- _Saved entries_:

· · · ·

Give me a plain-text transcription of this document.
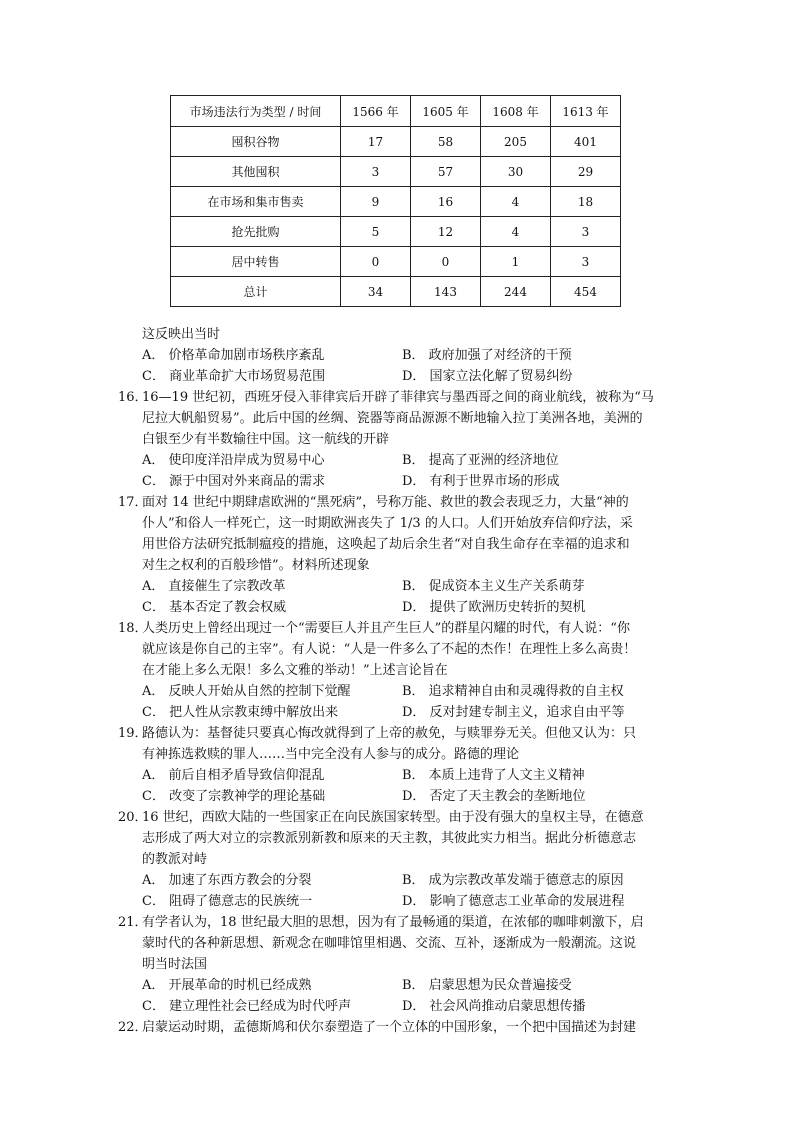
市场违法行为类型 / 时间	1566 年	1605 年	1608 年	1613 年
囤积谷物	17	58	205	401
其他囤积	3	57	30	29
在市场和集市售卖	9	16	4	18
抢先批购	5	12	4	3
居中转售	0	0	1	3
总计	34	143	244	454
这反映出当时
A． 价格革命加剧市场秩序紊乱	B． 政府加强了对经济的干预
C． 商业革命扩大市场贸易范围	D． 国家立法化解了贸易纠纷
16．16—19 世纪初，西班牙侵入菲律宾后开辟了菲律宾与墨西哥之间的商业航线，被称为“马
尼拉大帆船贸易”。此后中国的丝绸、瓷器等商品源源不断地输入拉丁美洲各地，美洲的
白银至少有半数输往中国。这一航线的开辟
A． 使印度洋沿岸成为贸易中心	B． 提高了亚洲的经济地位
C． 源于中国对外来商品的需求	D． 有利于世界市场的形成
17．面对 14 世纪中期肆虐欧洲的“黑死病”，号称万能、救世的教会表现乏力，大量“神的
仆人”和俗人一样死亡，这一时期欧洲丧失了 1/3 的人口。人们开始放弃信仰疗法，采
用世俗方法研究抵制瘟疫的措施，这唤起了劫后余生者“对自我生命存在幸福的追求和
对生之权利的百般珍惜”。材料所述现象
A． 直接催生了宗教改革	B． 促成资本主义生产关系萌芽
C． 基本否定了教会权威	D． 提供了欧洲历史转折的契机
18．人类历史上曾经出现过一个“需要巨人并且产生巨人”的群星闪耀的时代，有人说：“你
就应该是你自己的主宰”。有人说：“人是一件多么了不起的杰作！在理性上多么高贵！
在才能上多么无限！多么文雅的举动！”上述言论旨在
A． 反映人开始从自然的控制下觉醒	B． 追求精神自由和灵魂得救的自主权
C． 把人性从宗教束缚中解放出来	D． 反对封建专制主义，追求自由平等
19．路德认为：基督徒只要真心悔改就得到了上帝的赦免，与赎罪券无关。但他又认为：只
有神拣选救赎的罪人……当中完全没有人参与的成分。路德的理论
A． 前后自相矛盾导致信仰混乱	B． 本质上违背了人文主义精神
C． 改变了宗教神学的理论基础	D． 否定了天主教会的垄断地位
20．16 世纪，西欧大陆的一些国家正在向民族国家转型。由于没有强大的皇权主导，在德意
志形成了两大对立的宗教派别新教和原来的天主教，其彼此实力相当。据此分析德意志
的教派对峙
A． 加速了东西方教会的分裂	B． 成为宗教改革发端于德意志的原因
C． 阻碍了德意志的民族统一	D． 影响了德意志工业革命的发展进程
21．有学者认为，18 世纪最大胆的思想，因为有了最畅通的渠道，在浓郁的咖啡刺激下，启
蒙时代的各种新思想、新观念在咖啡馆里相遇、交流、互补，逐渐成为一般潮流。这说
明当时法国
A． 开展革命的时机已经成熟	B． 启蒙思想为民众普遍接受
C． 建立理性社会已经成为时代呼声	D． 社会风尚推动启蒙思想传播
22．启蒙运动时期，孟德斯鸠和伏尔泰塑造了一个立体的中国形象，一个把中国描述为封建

· · · ·

- _Work to do_:
Restate each entry word for word, please, but drop any images it holds.

- _Finished exercise_:
Give me a plain-text transcription of this document.
市场违法行为类型 / 时间	1566 年	1605 年	1608 年	1613 年
囤积谷物	17	58	205	401
其他囤积	3	57	30	29
在市场和集市售卖	9	16	4	18
抢先批购	5	12	4	3
居中转售	0	0	1	3
总计	34	143	244	454
这反映出当时
A． 价格革命加剧市场秩序紊乱	B． 政府加强了对经济的干预
C． 商业革命扩大市场贸易范围	D． 国家立法化解了贸易纠纷
16．16—19 世纪初，西班牙侵入菲律宾后开辟了菲律宾与墨西哥之间的商业航线，被称为“马
尼拉大帆船贸易”。此后中国的丝绸、瓷器等商品源源不断地输入拉丁美洲各地，美洲的
白银至少有半数输往中国。这一航线的开辟
A． 使印度洋沿岸成为贸易中心	B． 提高了亚洲的经济地位
C． 源于中国对外来商品的需求	D． 有利于世界市场的形成
17．面对 14 世纪中期肆虐欧洲的“黑死病”，号称万能、救世的教会表现乏力，大量“神的
仆人”和俗人一样死亡，这一时期欧洲丧失了 1/3 的人口。人们开始放弃信仰疗法，采
用世俗方法研究抵制瘟疫的措施，这唤起了劫后余生者“对自我生命存在幸福的追求和
对生之权利的百般珍惜”。材料所述现象
A． 直接催生了宗教改革	B． 促成资本主义生产关系萌芽
C． 基本否定了教会权威	D． 提供了欧洲历史转折的契机
18．人类历史上曾经出现过一个“需要巨人并且产生巨人”的群星闪耀的时代，有人说：“你
就应该是你自己的主宰”。有人说：“人是一件多么了不起的杰作！在理性上多么高贵！
在才能上多么无限！多么文雅的举动！”上述言论旨在
A． 反映人开始从自然的控制下觉醒	B． 追求精神自由和灵魂得救的自主权
C． 把人性从宗教束缚中解放出来	D． 反对封建专制主义，追求自由平等
19．路德认为：基督徒只要真心悔改就得到了上帝的赦免，与赎罪券无关。但他又认为：只
有神拣选救赎的罪人……当中完全没有人参与的成分。路德的理论
A． 前后自相矛盾导致信仰混乱	B． 本质上违背了人文主义精神
C． 改变了宗教神学的理论基础	D． 否定了天主教会的垄断地位
20．16 世纪，西欧大陆的一些国家正在向民族国家转型。由于没有强大的皇权主导，在德意
志形成了两大对立的宗教派别新教和原来的天主教，其彼此实力相当。据此分析德意志
的教派对峙
A． 加速了东西方教会的分裂	B． 成为宗教改革发端于德意志的原因
C． 阻碍了德意志的民族统一	D． 影响了德意志工业革命的发展进程
21．有学者认为，18 世纪最大胆的思想，因为有了最畅通的渠道，在浓郁的咖啡刺激下，启
蒙时代的各种新思想、新观念在咖啡馆里相遇、交流、互补，逐渐成为一般潮流。这说
明当时法国
A． 开展革命的时机已经成熟	B． 启蒙思想为民众普遍接受
C． 建立理性社会已经成为时代呼声	D． 社会风尚推动启蒙思想传播
22．启蒙运动时期，孟德斯鸠和伏尔泰塑造了一个立体的中国形象，一个把中国描述为封建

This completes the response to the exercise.